- Set problem: Find the string "RossLi" and gather every line that holds it.

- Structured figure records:
↓

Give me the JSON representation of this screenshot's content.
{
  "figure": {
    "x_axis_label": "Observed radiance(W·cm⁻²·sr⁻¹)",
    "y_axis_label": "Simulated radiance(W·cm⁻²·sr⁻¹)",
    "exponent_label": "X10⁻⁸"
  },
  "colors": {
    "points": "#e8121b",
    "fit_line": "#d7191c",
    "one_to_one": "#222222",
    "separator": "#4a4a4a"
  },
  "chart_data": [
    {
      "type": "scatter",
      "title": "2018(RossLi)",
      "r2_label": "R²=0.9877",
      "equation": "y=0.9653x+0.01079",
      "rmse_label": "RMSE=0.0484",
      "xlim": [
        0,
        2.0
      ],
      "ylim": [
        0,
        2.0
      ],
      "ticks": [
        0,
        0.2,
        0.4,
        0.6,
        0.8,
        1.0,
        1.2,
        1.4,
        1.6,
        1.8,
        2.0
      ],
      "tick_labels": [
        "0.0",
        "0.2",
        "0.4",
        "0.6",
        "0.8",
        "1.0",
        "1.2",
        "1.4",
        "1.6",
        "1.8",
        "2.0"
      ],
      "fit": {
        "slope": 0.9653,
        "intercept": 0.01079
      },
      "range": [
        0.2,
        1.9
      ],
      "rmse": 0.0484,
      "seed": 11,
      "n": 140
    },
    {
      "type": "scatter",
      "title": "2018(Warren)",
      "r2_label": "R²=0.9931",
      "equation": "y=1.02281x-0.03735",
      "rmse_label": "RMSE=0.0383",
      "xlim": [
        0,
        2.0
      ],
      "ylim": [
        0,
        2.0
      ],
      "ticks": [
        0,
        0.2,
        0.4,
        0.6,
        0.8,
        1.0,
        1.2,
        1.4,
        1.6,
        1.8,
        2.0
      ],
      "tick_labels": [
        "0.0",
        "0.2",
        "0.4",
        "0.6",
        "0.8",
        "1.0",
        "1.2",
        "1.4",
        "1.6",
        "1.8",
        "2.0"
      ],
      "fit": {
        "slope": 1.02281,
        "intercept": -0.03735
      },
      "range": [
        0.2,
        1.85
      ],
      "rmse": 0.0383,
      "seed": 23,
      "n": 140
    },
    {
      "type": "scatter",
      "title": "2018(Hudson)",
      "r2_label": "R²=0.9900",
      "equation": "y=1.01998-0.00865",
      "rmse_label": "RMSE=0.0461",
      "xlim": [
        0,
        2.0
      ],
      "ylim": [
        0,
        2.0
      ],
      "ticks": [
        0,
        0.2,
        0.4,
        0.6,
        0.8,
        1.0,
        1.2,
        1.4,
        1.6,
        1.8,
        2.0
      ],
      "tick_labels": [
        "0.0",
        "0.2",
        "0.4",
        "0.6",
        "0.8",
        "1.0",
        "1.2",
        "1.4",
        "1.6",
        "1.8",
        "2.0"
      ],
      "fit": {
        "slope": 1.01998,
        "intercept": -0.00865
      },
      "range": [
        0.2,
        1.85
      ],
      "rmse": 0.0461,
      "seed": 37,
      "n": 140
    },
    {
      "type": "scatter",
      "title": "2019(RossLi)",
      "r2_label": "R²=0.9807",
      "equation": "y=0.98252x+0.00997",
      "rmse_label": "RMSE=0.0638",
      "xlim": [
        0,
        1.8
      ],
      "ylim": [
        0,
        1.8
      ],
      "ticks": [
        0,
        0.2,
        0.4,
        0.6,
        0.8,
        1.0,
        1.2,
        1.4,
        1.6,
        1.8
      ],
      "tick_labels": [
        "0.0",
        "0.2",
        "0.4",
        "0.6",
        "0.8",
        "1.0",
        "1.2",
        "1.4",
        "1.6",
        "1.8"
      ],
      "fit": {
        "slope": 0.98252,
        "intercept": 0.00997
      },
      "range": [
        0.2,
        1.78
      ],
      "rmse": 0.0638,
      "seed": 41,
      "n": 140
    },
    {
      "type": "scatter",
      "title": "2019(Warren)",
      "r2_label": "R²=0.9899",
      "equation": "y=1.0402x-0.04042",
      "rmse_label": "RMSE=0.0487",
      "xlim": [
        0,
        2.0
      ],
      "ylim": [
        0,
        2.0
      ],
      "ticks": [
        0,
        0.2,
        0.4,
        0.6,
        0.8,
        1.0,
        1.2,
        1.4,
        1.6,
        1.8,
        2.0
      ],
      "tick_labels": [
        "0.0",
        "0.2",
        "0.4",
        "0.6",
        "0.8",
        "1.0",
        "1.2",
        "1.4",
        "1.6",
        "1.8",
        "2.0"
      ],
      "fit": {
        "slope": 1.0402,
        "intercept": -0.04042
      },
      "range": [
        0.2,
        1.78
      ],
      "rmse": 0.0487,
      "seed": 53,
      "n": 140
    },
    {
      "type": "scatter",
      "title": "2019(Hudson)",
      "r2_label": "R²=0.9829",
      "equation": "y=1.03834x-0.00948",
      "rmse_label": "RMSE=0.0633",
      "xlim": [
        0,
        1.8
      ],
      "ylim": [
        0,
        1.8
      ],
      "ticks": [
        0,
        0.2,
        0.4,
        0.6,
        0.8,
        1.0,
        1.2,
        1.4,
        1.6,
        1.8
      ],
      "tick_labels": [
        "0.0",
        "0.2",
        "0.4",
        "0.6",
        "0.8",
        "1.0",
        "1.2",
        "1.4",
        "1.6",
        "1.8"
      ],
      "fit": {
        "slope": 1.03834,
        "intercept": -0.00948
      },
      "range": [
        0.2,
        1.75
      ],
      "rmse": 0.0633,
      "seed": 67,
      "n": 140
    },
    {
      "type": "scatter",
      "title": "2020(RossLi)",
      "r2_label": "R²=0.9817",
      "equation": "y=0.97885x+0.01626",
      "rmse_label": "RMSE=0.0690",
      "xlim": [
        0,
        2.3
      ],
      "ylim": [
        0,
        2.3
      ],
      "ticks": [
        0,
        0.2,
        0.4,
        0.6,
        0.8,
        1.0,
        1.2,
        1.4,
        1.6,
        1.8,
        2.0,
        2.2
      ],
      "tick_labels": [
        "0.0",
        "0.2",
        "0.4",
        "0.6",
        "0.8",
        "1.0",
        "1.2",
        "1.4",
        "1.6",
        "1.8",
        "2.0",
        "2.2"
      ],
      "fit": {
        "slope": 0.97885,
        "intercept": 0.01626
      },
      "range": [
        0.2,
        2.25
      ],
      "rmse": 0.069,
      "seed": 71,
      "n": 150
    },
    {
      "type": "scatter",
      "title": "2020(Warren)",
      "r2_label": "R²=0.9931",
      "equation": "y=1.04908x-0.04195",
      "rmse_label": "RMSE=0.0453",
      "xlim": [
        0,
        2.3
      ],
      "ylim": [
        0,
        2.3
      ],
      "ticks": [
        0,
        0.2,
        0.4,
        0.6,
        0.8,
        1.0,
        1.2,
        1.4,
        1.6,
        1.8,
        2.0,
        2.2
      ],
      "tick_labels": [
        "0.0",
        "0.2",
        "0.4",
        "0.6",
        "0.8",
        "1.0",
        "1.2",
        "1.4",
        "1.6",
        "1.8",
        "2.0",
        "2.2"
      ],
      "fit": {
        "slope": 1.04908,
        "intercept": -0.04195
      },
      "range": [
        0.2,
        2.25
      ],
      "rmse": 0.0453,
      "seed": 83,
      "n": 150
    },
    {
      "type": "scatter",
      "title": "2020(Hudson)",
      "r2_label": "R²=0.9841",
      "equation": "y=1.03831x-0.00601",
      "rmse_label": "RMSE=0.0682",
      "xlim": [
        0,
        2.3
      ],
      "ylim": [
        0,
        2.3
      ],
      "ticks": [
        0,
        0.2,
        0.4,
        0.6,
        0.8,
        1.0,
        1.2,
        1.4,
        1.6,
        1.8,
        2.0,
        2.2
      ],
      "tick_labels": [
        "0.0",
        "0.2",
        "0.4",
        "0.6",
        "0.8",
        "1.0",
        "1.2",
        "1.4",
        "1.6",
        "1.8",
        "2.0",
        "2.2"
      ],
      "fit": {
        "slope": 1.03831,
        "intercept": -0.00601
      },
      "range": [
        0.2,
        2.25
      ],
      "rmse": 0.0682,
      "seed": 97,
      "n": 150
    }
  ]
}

↑

- Task output:
      "title": "2018(RossLi)",
      "title": "2019(RossLi)",
      "title": "2020(RossLi)",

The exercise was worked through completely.